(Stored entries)
Begin

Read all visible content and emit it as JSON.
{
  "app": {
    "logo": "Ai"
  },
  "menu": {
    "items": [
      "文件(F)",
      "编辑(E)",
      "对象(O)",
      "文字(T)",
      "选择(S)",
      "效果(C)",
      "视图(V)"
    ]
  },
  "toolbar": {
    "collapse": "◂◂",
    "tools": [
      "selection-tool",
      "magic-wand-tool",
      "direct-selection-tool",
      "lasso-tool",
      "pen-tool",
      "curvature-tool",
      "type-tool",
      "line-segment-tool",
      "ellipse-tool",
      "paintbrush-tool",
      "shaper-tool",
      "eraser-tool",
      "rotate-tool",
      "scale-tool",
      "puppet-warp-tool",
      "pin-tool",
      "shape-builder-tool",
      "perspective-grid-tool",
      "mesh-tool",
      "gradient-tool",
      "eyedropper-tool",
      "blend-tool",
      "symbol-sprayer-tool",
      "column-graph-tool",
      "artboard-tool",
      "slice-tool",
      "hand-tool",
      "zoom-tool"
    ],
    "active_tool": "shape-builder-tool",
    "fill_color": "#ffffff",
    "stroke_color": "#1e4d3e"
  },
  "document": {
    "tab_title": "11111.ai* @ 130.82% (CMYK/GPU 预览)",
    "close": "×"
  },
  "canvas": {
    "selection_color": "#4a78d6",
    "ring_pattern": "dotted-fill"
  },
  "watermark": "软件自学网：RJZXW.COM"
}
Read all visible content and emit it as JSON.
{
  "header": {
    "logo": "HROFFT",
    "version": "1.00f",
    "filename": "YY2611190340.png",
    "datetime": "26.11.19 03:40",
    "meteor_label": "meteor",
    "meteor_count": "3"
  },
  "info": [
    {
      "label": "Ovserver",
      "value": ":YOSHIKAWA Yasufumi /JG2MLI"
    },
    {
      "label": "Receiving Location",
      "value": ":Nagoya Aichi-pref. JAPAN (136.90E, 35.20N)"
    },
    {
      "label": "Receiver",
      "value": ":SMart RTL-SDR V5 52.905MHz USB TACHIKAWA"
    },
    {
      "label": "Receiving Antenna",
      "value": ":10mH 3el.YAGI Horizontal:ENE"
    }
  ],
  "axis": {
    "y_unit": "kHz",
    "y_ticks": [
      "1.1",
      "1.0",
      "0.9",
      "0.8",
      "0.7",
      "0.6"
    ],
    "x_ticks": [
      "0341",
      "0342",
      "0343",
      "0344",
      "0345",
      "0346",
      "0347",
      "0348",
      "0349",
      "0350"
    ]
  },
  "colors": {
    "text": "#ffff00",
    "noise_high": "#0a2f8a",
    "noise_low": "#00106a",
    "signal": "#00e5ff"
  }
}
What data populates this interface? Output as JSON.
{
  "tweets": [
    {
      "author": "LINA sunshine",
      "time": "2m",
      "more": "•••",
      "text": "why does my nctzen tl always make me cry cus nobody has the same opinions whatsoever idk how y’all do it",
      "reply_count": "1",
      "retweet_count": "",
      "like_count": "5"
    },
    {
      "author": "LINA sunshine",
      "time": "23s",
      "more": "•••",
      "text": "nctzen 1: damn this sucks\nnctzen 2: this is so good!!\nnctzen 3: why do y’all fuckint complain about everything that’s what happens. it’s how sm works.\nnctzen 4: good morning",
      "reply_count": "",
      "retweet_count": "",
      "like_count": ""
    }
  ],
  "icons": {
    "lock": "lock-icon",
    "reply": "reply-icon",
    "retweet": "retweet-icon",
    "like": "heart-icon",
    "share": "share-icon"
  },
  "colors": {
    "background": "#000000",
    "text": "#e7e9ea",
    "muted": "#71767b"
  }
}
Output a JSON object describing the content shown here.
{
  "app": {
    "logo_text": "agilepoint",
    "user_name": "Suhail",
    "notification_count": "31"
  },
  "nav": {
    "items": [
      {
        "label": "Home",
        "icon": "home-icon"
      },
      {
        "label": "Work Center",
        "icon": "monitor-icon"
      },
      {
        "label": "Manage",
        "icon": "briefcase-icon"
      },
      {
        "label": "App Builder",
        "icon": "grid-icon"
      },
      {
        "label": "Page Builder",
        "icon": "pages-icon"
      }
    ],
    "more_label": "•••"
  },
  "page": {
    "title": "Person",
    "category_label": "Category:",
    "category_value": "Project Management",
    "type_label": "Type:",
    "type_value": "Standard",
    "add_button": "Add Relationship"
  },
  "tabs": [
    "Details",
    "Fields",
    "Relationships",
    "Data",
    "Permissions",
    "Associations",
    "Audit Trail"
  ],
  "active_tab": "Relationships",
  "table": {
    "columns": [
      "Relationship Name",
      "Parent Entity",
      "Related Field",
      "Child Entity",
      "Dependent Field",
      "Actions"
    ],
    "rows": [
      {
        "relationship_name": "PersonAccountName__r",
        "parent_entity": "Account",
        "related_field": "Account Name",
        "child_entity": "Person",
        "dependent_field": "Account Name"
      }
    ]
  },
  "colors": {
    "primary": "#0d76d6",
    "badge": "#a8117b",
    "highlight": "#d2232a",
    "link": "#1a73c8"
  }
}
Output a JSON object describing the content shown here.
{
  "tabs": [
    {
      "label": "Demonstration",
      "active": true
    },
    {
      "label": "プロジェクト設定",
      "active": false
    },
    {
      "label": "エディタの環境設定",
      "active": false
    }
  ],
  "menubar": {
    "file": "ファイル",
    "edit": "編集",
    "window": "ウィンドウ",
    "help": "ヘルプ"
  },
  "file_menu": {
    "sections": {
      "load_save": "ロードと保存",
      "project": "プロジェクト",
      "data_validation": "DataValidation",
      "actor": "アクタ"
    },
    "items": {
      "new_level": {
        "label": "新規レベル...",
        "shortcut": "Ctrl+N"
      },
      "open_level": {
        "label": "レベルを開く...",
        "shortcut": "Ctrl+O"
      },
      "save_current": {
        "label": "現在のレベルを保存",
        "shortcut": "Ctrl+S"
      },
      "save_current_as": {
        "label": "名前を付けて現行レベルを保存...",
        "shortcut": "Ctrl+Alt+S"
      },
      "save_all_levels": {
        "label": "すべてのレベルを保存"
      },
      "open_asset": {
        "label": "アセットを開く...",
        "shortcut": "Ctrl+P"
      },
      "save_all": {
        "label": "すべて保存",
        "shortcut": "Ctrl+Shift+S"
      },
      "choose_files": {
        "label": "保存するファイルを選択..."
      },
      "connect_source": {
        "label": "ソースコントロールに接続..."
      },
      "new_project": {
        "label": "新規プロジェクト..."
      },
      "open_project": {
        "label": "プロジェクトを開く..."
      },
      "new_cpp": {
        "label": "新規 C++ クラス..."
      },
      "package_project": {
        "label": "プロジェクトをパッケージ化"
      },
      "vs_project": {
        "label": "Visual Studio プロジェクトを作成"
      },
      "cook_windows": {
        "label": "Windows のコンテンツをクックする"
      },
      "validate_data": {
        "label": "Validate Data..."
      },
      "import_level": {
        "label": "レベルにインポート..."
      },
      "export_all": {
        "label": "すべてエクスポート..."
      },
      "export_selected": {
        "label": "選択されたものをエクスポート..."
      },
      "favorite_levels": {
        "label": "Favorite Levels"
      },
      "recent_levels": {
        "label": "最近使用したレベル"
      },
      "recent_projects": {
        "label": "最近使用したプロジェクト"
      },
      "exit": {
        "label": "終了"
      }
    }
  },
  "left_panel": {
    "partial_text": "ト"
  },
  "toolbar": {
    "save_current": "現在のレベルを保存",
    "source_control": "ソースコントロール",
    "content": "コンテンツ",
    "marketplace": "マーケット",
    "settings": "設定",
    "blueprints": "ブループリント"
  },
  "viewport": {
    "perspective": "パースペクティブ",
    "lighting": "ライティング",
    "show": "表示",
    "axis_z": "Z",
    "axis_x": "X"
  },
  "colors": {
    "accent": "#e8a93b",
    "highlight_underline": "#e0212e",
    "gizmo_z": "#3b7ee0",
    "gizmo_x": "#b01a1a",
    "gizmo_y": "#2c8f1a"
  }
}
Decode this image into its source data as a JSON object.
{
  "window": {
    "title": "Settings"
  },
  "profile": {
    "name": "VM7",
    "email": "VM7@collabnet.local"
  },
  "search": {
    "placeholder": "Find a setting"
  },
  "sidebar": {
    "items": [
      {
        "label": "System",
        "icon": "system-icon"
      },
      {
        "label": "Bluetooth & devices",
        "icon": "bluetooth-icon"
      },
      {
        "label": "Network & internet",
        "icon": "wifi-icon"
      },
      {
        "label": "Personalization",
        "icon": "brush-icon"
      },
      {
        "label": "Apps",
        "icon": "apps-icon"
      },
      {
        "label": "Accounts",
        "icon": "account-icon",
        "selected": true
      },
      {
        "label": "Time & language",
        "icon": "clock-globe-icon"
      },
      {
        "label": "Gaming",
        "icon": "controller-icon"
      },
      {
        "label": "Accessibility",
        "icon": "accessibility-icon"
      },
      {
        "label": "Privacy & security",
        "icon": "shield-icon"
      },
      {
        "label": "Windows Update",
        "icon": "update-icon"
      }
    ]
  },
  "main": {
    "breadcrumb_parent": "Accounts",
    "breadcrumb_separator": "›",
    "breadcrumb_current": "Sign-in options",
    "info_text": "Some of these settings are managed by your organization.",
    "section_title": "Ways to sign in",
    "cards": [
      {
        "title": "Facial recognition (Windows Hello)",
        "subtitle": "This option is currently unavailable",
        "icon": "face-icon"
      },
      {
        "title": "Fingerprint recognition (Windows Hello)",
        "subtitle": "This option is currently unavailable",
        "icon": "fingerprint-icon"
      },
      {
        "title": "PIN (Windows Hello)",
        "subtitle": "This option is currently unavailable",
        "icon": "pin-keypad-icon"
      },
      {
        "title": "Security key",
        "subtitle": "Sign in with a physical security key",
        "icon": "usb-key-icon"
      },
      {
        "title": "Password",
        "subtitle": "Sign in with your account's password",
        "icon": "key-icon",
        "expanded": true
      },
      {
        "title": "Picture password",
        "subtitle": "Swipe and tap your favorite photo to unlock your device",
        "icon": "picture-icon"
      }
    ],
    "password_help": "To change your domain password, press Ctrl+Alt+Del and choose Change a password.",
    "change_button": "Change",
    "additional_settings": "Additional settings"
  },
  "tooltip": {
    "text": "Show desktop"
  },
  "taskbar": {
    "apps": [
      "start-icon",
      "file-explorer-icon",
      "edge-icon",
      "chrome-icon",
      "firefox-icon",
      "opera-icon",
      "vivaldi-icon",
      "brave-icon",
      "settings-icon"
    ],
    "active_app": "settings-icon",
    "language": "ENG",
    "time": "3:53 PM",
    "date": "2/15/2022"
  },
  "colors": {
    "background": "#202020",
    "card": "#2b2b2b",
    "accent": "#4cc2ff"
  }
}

End

All lines in the data that contain the word "Change" should be copied.

    "password_help": "To change your domain password, press Ctrl+Alt+Del and choose Change a password.",
    "change_button": "Change",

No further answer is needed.